-- GIVEN DATA --
## Begin
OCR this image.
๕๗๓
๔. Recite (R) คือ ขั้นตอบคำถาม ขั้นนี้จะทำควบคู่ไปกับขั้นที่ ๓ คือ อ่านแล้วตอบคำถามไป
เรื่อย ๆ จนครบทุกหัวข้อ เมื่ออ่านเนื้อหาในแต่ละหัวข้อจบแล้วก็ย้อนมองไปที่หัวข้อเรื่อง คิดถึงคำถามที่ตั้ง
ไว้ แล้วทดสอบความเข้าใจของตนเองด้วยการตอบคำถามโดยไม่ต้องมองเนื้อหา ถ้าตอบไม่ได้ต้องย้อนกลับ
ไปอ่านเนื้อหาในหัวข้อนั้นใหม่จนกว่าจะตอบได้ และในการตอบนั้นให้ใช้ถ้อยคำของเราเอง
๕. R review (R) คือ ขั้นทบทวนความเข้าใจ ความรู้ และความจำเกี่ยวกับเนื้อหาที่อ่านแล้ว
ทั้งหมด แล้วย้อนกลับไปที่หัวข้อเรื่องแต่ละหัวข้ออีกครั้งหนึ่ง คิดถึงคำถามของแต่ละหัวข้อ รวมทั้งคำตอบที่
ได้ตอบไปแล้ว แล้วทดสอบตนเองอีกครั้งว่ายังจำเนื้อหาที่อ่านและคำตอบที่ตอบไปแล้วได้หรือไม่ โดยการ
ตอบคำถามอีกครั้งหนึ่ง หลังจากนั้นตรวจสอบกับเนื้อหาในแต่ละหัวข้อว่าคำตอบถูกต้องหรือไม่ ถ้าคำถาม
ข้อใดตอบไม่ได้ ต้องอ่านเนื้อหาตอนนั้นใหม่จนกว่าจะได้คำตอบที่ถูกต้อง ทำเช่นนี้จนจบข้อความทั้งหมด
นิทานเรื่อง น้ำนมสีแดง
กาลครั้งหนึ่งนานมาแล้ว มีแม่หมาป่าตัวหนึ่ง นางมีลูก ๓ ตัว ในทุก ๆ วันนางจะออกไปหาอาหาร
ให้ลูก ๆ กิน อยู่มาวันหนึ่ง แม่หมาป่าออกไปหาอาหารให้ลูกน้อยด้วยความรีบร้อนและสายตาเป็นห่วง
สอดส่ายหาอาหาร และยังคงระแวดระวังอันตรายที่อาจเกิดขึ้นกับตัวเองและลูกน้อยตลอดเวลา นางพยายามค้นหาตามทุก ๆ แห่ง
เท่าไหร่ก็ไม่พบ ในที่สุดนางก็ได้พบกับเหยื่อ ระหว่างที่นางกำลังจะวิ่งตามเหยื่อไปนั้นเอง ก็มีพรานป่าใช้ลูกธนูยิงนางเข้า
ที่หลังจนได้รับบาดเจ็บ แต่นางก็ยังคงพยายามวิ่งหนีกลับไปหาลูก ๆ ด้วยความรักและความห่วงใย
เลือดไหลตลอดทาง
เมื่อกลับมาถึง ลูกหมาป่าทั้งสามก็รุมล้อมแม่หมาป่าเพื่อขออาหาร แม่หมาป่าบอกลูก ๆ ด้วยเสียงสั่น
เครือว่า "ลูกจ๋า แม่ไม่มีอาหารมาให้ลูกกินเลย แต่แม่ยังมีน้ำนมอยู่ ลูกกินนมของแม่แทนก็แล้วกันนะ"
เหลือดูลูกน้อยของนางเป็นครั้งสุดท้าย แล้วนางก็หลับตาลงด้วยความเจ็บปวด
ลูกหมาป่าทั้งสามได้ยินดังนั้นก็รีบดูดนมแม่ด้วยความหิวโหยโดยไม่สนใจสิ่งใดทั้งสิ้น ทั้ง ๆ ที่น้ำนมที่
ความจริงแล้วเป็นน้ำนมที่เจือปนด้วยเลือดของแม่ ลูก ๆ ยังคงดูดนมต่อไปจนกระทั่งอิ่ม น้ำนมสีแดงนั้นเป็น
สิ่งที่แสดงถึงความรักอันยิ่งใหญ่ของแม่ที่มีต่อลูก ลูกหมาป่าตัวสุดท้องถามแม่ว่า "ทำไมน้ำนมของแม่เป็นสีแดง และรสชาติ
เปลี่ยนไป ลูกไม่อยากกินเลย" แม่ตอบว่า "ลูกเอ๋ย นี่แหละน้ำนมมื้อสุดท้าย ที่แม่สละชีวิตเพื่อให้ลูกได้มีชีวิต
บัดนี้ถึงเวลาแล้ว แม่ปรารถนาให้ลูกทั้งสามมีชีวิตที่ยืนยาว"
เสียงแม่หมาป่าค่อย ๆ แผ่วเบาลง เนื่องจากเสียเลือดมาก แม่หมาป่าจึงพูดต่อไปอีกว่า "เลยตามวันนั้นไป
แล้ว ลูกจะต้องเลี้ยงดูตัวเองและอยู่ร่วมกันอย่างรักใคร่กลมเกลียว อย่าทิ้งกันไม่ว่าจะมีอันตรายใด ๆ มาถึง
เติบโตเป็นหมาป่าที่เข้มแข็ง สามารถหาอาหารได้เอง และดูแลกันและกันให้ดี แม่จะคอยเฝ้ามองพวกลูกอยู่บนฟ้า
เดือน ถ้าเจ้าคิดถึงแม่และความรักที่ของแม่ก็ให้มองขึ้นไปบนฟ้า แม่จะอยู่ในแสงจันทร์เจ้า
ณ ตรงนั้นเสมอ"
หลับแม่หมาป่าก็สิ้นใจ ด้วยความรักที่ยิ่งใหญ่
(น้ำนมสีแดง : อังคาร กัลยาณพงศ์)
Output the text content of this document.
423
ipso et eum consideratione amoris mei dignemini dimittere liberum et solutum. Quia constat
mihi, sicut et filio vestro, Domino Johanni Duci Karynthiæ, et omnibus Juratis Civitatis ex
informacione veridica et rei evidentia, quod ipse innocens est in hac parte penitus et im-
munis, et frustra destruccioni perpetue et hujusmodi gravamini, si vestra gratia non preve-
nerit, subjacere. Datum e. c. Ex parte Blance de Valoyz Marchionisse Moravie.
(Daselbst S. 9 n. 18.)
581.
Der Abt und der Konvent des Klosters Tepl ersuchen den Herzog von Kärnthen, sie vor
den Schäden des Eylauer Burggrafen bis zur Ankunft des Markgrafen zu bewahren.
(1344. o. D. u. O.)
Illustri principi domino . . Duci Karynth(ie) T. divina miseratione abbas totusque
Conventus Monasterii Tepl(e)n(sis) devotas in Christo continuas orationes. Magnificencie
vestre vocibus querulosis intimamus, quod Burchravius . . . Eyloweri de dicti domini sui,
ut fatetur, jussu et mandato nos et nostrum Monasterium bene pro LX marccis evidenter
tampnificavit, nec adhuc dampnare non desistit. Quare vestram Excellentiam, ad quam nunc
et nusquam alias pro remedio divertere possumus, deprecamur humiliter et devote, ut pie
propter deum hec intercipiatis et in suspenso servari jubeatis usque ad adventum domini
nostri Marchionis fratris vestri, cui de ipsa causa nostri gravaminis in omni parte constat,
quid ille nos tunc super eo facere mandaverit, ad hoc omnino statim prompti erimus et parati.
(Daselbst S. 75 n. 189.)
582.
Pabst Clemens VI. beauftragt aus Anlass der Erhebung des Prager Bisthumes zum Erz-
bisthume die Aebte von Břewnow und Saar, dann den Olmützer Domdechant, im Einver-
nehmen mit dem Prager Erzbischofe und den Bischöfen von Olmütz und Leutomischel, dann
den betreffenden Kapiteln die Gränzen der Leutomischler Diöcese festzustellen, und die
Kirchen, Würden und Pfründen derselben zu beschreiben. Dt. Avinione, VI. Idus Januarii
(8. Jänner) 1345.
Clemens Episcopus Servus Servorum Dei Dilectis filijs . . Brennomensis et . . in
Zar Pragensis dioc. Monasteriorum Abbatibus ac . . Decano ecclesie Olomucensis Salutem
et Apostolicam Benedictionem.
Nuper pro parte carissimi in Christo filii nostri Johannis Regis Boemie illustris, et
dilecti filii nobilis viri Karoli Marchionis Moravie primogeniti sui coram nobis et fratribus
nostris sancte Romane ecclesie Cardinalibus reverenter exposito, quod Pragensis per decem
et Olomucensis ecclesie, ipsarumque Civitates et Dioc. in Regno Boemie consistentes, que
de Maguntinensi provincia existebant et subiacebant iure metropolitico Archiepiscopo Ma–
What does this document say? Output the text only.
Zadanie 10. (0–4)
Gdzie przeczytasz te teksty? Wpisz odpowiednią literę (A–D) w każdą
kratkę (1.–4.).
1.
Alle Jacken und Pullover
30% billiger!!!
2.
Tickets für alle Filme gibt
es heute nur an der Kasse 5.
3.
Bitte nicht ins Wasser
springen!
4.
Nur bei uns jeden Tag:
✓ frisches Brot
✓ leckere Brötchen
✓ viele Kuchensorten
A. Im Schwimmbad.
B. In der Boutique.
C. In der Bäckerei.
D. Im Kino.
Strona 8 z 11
## End
-- WHAT TO WORK ON --
Only the lines from the one containing "What does this" to the end of the data should be printed, exactly as they stand.

-- REPLY TO THE TASK --
What does this document say? Output the text only.
Zadanie 10. (0–4)
Gdzie przeczytasz te teksty? Wpisz odpowiednią literę (A–D) w każdą
kratkę (1.–4.).
1.
Alle Jacken und Pullover
30% billiger!!!
2.
Tickets für alle Filme gibt
es heute nur an der Kasse 5.
3.
Bitte nicht ins Wasser
springen!
4.
Nur bei uns jeden Tag:
✓ frisches Brot
✓ leckere Brötchen
✓ viele Kuchensorten
A. Im Schwimmbad.
B. In der Boutique.
C. In der Bäckerei.
D. Im Kino.
Strona 8 z 11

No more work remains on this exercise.